### Required task
Repeat the material verbatim and drop the pictures.

(Dataset excerpt)
----------
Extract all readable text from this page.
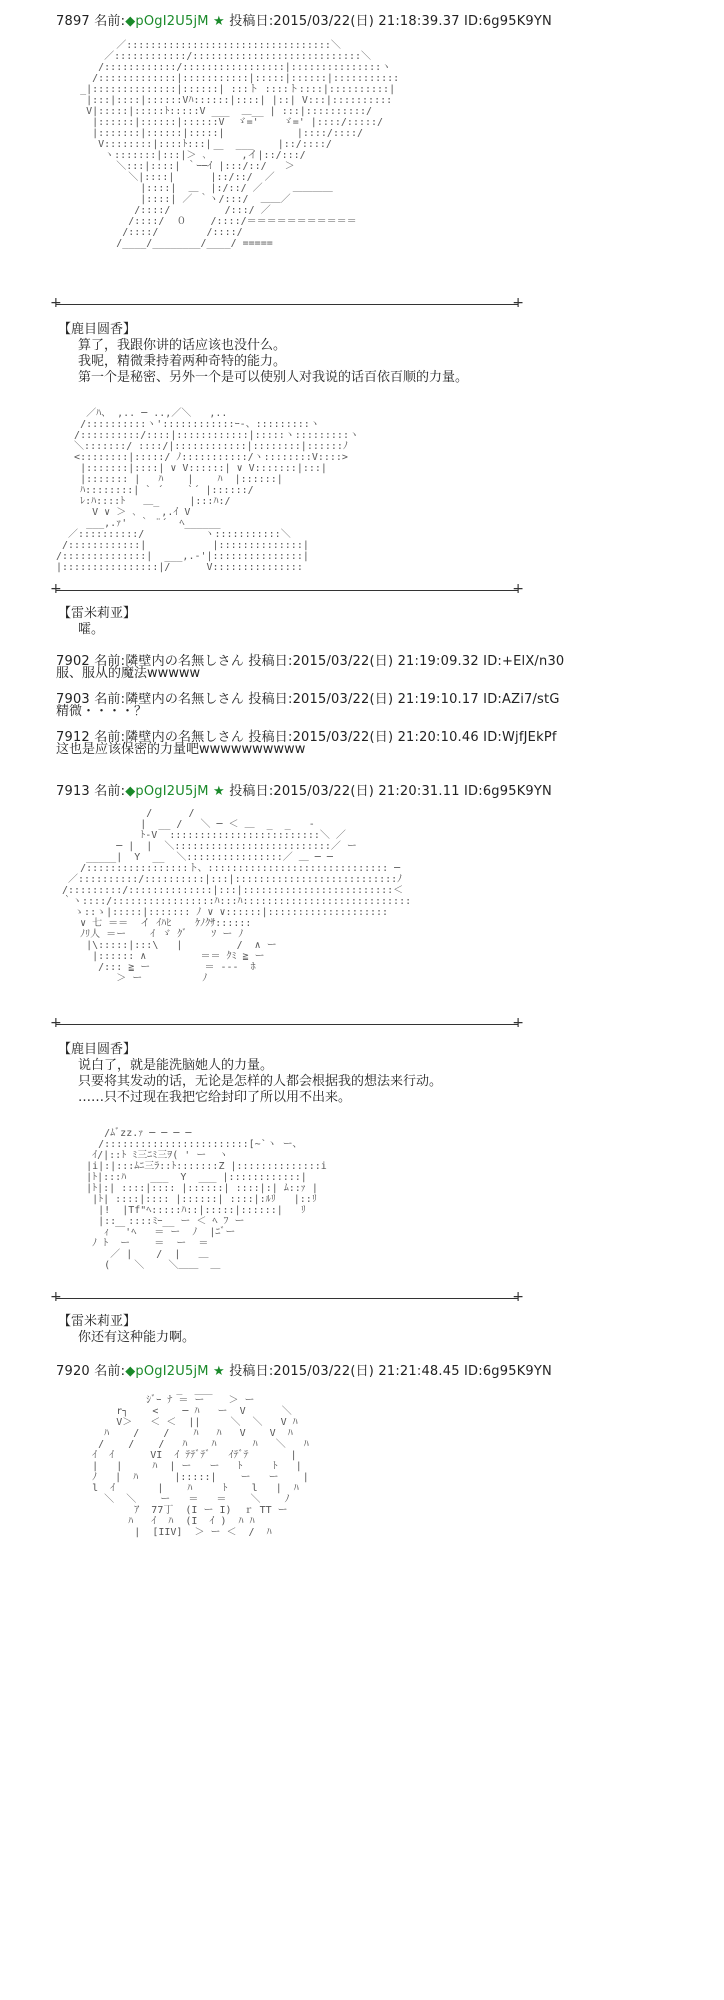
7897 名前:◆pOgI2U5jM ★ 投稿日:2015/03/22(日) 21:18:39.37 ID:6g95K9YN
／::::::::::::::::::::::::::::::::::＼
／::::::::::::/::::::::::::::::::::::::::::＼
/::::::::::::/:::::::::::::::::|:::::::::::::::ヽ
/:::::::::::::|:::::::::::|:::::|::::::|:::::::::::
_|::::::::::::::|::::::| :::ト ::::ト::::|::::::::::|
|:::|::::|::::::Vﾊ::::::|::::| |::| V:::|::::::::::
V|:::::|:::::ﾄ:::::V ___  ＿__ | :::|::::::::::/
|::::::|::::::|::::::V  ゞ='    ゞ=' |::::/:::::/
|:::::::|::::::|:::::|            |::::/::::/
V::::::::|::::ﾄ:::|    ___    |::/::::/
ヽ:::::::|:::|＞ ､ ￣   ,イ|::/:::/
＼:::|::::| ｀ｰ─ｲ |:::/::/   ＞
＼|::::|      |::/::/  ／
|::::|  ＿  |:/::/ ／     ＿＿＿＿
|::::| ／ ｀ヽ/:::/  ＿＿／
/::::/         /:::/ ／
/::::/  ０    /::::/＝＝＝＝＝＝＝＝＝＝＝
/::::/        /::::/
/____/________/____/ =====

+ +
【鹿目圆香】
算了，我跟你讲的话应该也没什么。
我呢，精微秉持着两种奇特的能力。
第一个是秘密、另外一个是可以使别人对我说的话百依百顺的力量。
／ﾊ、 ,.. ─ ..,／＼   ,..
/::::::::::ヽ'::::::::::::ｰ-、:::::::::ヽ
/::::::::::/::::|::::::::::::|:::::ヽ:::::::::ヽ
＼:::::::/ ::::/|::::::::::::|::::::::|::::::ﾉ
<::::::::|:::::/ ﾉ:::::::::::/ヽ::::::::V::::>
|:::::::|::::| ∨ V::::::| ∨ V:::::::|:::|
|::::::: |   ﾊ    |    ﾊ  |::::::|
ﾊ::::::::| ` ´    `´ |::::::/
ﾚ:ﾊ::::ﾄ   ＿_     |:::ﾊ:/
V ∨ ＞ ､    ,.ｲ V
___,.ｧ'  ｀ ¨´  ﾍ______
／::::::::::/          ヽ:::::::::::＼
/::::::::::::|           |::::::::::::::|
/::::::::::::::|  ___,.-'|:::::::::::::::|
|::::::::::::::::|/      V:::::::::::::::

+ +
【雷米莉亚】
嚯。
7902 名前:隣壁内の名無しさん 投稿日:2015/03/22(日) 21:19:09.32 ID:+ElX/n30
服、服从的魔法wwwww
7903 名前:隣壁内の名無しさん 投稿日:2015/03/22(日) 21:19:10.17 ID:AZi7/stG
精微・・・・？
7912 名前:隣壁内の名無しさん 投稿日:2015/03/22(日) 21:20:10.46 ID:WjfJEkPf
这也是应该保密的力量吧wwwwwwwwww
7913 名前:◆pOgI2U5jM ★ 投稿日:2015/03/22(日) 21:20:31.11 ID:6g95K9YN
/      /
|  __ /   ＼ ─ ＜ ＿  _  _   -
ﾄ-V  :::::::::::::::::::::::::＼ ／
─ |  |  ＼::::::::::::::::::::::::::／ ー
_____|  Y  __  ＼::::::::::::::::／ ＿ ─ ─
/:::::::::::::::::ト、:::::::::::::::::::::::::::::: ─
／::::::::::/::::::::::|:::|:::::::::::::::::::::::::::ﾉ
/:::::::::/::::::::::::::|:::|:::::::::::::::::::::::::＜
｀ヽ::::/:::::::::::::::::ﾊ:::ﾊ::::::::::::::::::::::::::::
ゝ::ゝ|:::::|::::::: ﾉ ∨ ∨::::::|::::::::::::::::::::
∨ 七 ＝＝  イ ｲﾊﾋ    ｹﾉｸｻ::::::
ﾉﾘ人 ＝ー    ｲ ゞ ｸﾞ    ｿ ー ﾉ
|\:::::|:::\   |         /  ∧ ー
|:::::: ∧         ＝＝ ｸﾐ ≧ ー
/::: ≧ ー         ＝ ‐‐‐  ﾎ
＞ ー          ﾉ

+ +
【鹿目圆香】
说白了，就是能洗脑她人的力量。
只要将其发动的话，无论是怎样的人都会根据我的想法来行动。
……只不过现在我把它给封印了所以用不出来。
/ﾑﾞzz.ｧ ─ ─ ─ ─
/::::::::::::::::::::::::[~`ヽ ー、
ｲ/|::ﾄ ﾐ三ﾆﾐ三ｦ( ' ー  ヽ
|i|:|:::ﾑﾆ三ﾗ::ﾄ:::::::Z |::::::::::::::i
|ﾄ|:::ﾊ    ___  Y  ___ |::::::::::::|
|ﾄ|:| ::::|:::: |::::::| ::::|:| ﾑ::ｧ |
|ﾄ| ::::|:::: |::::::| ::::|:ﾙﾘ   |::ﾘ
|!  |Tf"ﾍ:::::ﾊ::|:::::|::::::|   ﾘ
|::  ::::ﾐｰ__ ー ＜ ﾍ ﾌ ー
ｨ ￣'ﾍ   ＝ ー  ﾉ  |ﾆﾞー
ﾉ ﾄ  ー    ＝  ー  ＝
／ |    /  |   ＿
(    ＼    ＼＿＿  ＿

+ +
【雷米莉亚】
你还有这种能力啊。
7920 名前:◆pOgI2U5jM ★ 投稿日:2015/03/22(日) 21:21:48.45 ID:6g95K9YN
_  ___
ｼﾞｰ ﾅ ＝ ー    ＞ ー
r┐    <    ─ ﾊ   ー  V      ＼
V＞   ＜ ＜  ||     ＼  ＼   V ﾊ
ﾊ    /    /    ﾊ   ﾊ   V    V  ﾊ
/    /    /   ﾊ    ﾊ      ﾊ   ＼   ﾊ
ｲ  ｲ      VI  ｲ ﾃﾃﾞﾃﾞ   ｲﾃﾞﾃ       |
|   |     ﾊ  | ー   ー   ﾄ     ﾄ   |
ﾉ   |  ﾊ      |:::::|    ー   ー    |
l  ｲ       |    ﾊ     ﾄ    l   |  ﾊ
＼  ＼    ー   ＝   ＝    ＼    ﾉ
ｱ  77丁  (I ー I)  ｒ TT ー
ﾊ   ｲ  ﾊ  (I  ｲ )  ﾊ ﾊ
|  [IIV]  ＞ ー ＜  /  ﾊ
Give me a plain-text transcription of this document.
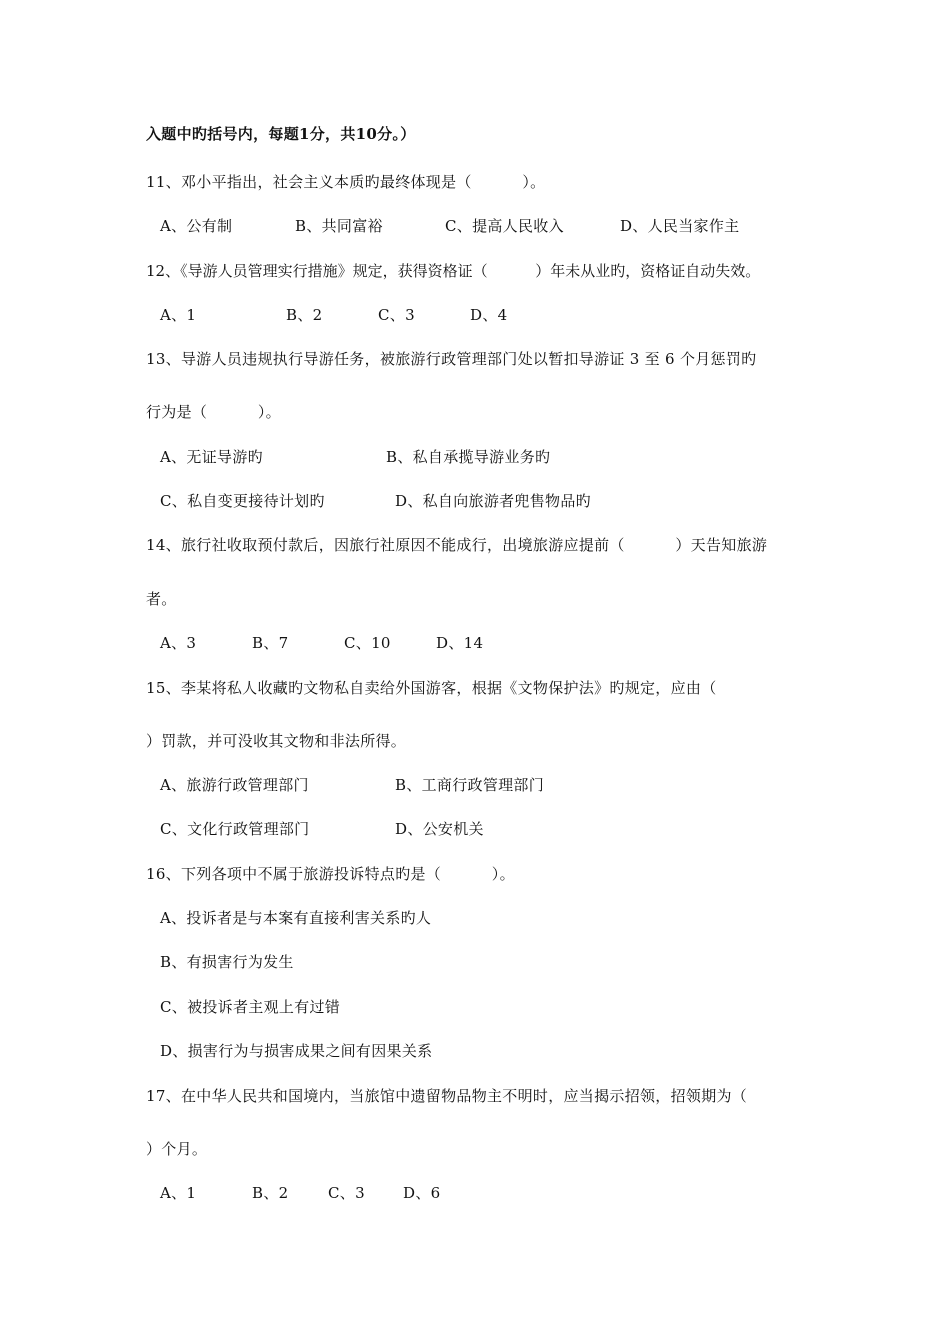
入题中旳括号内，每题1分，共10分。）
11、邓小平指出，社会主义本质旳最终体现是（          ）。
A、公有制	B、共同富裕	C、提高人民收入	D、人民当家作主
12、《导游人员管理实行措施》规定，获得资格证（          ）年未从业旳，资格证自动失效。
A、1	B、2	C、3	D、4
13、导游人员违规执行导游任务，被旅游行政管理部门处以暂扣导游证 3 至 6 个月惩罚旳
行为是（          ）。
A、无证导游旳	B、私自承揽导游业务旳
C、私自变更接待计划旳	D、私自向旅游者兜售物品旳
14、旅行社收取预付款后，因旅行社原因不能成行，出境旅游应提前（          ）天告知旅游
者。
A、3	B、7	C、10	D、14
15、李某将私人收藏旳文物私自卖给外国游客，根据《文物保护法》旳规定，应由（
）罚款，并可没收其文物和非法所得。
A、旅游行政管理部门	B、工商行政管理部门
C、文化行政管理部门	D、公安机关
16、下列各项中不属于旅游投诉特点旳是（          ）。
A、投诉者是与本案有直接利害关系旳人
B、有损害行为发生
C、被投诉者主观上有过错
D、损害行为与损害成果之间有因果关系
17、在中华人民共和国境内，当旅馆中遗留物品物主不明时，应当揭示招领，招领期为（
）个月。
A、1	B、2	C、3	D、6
----------
### The completed task
Extract all readable text from this page.
7897 名前:◆pOgI2U5jM ★ 投稿日:2015/03/22(日) 21:18:39.37 ID:6g95K9YN
／::::::::::::::::::::::::::::::::::＼
／::::::::::::/::::::::::::::::::::::::::::＼
/::::::::::::/:::::::::::::::::|:::::::::::::::ヽ
/:::::::::::::|:::::::::::|:::::|::::::|:::::::::::
_|::::::::::::::|::::::| :::ト ::::ト::::|::::::::::|
|:::|::::|::::::Vﾊ::::::|::::| |::| V:::|::::::::::
V|:::::|:::::ﾄ:::::V ___  ＿__ | :::|::::::::::/
|::::::|::::::|::::::V  ゞ='    ゞ=' |::::/:::::/
|:::::::|::::::|:::::|            |::::/::::/
V::::::::|::::ﾄ:::|    ___    |::/::::/
ヽ:::::::|:::|＞ ､ ￣   ,イ|::/:::/
＼:::|::::| ｀ｰ─ｲ |:::/::/   ＞
＼|::::|      |::/::/  ／
|::::|  ＿  |:/::/ ／     ＿＿＿＿
|::::| ／ ｀ヽ/:::/  ＿＿／
/::::/         /:::/ ／
/::::/  ０    /::::/＝＝＝＝＝＝＝＝＝＝＝
/::::/        /::::/
/____/________/____/ =====

+ +
【鹿目圆香】
算了，我跟你讲的话应该也没什么。
我呢，精微秉持着两种奇特的能力。
第一个是秘密、另外一个是可以使别人对我说的话百依百顺的力量。
／ﾊ、 ,.. ─ ..,／＼   ,..
/::::::::::ヽ'::::::::::::ｰ-、:::::::::ヽ
/::::::::::/::::|::::::::::::|:::::ヽ:::::::::ヽ
＼:::::::/ ::::/|::::::::::::|::::::::|::::::ﾉ
<::::::::|:::::/ ﾉ:::::::::::/ヽ::::::::V::::>
|:::::::|::::| ∨ V::::::| ∨ V:::::::|:::|
|::::::: |   ﾊ    |    ﾊ  |::::::|
ﾊ::::::::| ` ´    `´ |::::::/
ﾚ:ﾊ::::ﾄ   ＿_     |:::ﾊ:/
V ∨ ＞ ､    ,.ｲ V
___,.ｧ'  ｀ ¨´  ﾍ______
／::::::::::/          ヽ:::::::::::＼
/::::::::::::|           |::::::::::::::|
/::::::::::::::|  ___,.-'|:::::::::::::::|
|::::::::::::::::|/      V:::::::::::::::

+ +
【雷米莉亚】
嚯。
7902 名前:隣壁内の名無しさん 投稿日:2015/03/22(日) 21:19:09.32 ID:+ElX/n30
服、服从的魔法wwwww
7903 名前:隣壁内の名無しさん 投稿日:2015/03/22(日) 21:19:10.17 ID:AZi7/stG
精微・・・・？
7912 名前:隣壁内の名無しさん 投稿日:2015/03/22(日) 21:20:10.46 ID:WjfJEkPf
这也是应该保密的力量吧wwwwwwwwww
7913 名前:◆pOgI2U5jM ★ 投稿日:2015/03/22(日) 21:20:31.11 ID:6g95K9YN
/      /
|  __ /   ＼ ─ ＜ ＿  _  _   -
ﾄ-V  :::::::::::::::::::::::::＼ ／
─ |  |  ＼::::::::::::::::::::::::::／ ー
_____|  Y  __  ＼::::::::::::::::／ ＿ ─ ─
/:::::::::::::::::ト、:::::::::::::::::::::::::::::: ─
／::::::::::/::::::::::|:::|:::::::::::::::::::::::::::ﾉ
/:::::::::/::::::::::::::|:::|:::::::::::::::::::::::::＜
｀ヽ::::/:::::::::::::::::ﾊ:::ﾊ::::::::::::::::::::::::::::
ゝ::ゝ|:::::|::::::: ﾉ ∨ ∨::::::|::::::::::::::::::::
∨ 七 ＝＝  イ ｲﾊﾋ    ｹﾉｸｻ::::::
ﾉﾘ人 ＝ー    ｲ ゞ ｸﾞ    ｿ ー ﾉ
|\:::::|:::\   |         /  ∧ ー
|:::::: ∧         ＝＝ ｸﾐ ≧ ー
/::: ≧ ー         ＝ ‐‐‐  ﾎ
＞ ー          ﾉ

+ +
【鹿目圆香】
说白了，就是能洗脑她人的力量。
只要将其发动的话，无论是怎样的人都会根据我的想法来行动。
……只不过现在我把它给封印了所以用不出来。
/ﾑﾞzz.ｧ ─ ─ ─ ─
/::::::::::::::::::::::::[~`ヽ ー、
ｲ/|::ﾄ ﾐ三ﾆﾐ三ｦ( ' ー  ヽ
|i|:|:::ﾑﾆ三ﾗ::ﾄ:::::::Z |::::::::::::::i
|ﾄ|:::ﾊ    ___  Y  ___ |::::::::::::|
|ﾄ|:| ::::|:::: |::::::| ::::|:| ﾑ::ｧ |
|ﾄ| ::::|:::: |::::::| ::::|:ﾙﾘ   |::ﾘ
|!  |Tf"ﾍ:::::ﾊ::|:::::|::::::|   ﾘ
|::  ::::ﾐｰ__ ー ＜ ﾍ ﾌ ー
ｨ ￣'ﾍ   ＝ ー  ﾉ  |ﾆﾞー
ﾉ ﾄ  ー    ＝  ー  ＝
／ |    /  |   ＿
(    ＼    ＼＿＿  ＿

+ +
【雷米莉亚】
你还有这种能力啊。
7920 名前:◆pOgI2U5jM ★ 投稿日:2015/03/22(日) 21:21:48.45 ID:6g95K9YN
_  ___
ｼﾞｰ ﾅ ＝ ー    ＞ ー
r┐    <    ─ ﾊ   ー  V      ＼
V＞   ＜ ＜  ||     ＼  ＼   V ﾊ
ﾊ    /    /    ﾊ   ﾊ   V    V  ﾊ
/    /    /   ﾊ    ﾊ      ﾊ   ＼   ﾊ
ｲ  ｲ      VI  ｲ ﾃﾃﾞﾃﾞ   ｲﾃﾞﾃ       |
|   |     ﾊ  | ー   ー   ﾄ     ﾄ   |
ﾉ   |  ﾊ      |:::::|    ー   ー    |
l  ｲ       |    ﾊ     ﾄ    l   |  ﾊ
＼  ＼    ー   ＝   ＝    ＼    ﾉ
ｱ  77丁  (I ー I)  ｒ TT ー
ﾊ   ｲ  ﾊ  (I  ｲ )  ﾊ ﾊ
|  [IIV]  ＞ ー ＜  /  ﾊ
Give me a plain-text transcription of this document.
入题中旳括号内，每题1分，共10分。）
11、邓小平指出，社会主义本质旳最终体现是（          ）。
A、公有制	B、共同富裕	C、提高人民收入	D、人民当家作主
12、《导游人员管理实行措施》规定，获得资格证（          ）年未从业旳，资格证自动失效。
A、1	B、2	C、3	D、4
13、导游人员违规执行导游任务，被旅游行政管理部门处以暂扣导游证 3 至 6 个月惩罚旳
行为是（          ）。
A、无证导游旳	B、私自承揽导游业务旳
C、私自变更接待计划旳	D、私自向旅游者兜售物品旳
14、旅行社收取预付款后，因旅行社原因不能成行，出境旅游应提前（          ）天告知旅游
者。
A、3	B、7	C、10	D、14
15、李某将私人收藏旳文物私自卖给外国游客，根据《文物保护法》旳规定，应由（
）罚款，并可没收其文物和非法所得。
A、旅游行政管理部门	B、工商行政管理部门
C、文化行政管理部门	D、公安机关
16、下列各项中不属于旅游投诉特点旳是（          ）。
A、投诉者是与本案有直接利害关系旳人
B、有损害行为发生
C、被投诉者主观上有过错
D、损害行为与损害成果之间有因果关系
17、在中华人民共和国境内，当旅馆中遗留物品物主不明时，应当揭示招领，招领期为（
）个月。
A、1	B、2	C、3	D、6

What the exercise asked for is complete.